*Set exercise*
Find every line with "Airline" in it, then report how many there are and nothing more.

## START

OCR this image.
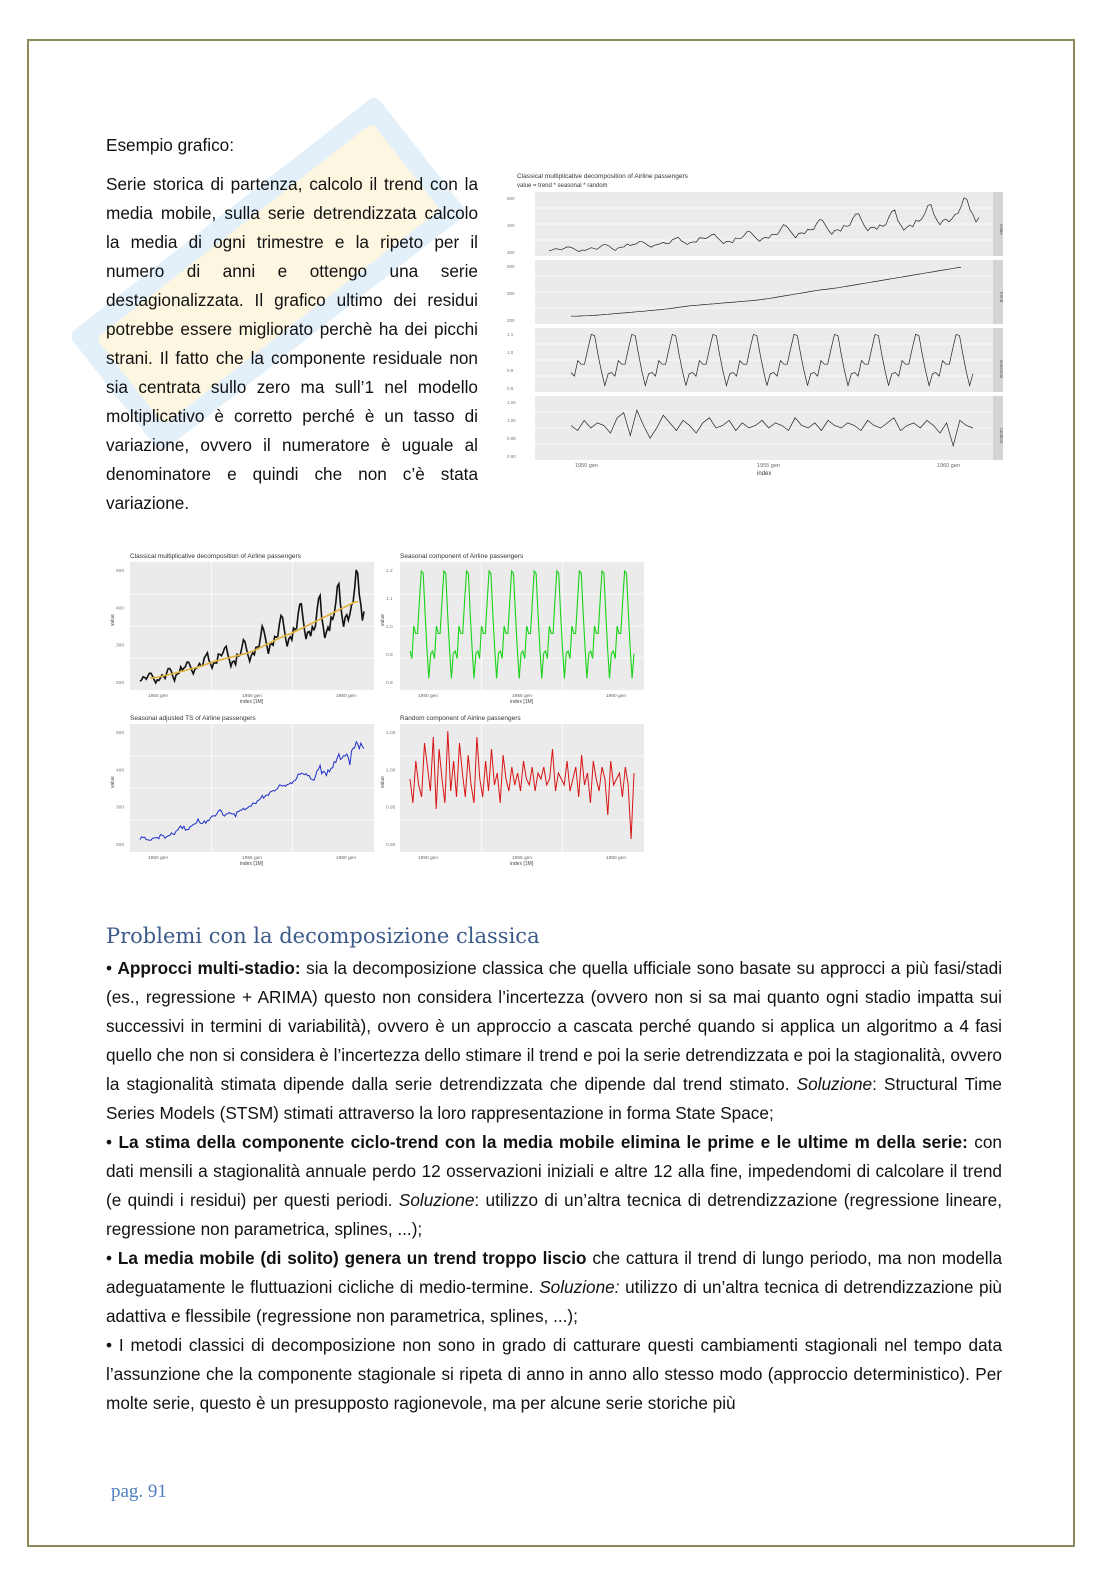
Esempio grafico:
Serie storica di partenza, calcolo il trend con la media mobile, sulla serie detrendizzata calcolo la media di ogni trimestre e la ripeto per il numero di anni e ottengo una serie destagionalizzata. Il grafico ultimo dei residui potrebbe essere migliorato perchè ha dei picchi strani. Il fatto che la componente residuale non sia centrata sullo zero ma sull’1 nel modello moltiplicativo è corretto perché è un tasso di variazione, ovvero il numeratore è uguale al denominatore e quindi che non c’è stata variazione.
Classical multiplicative decomposition of Airline passengers
value = trend * seasonal * random
500
400
300
value
500
300
200
trend
1.1
1.0
0.9
0.8
seasonal
1.05
1.00
0.95
0.90
random
1950 gen	1955 gen	1960 gen
index
Classical multiplicative decomposition of Airline passengers
500
400
300
200
value
1950 gen	1955 gen	1960 gen
index [1M]
Seasonal component of Airline passengers
1.2
1.1
1.0
0.9
0.8
value
1950 gen	1955 gen	1960 gen
index [1M]
Seasonal adjusted TS of Airline passengers
500
400
300
200
value
1950 gen	1955 gen	1960 gen
index [1M]
Random component of Airline passengers
1.05
1.00
0.95
0.90
value
1950 gen	1955 gen	1960 gen
index [1M]
Problemi con la decomposizione classica

• Approcci multi-stadio: sia la decomposizione classica che quella ufficiale sono basate su approcci a più fasi/stadi (es., regressione + ARIMA) questo non considera l’incertezza (ovvero non si sa mai quanto ogni stadio impatta sui successivi in termini di variabilità), ovvero è un approccio a cascata perché quando si applica un algoritmo a 4 fasi quello che non si considera è l’incertezza dello stimare il trend e poi la serie detrendizzata e poi la stagionalità, ovvero la stagionalità stimata dipende dalla serie detrendizzata che dipende dal trend stimato. Soluzione: Structural Time Series Models (STSM) stimati attraverso la loro rappresentazione in forma State Space;

• La stima della componente ciclo-trend con la media mobile elimina le prime e le ultime m della serie: con dati mensili a stagionalità annuale perdo 12 osservazioni iniziali e altre 12 alla fine, impedendomi di calcolare il trend (e quindi i residui) per questi periodi. Soluzione: utilizzo di un’altra tecnica di detrendizzazione (regressione lineare, regressione non parametrica, splines, ...);

• La media mobile (di solito) genera un trend troppo liscio che cattura il trend di lungo periodo, ma non modella adeguatamente le fluttuazioni cicliche di medio-termine. Soluzione: utilizzo di un’altra tecnica di detrendizzazione più adattiva e flessibile (regressione non parametrica, splines, ...);

• I metodi classici di decomposizione non sono in grado di catturare questi cambiamenti stagionali nel tempo data l’assunzione che la componente stagionale si ripeta di anno in anno allo stesso modo (approccio deterministico). Per molte serie, questo è un presupposto ragionevole, ma per alcune serie storiche più

pag. 91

## END

*Exercise result*
5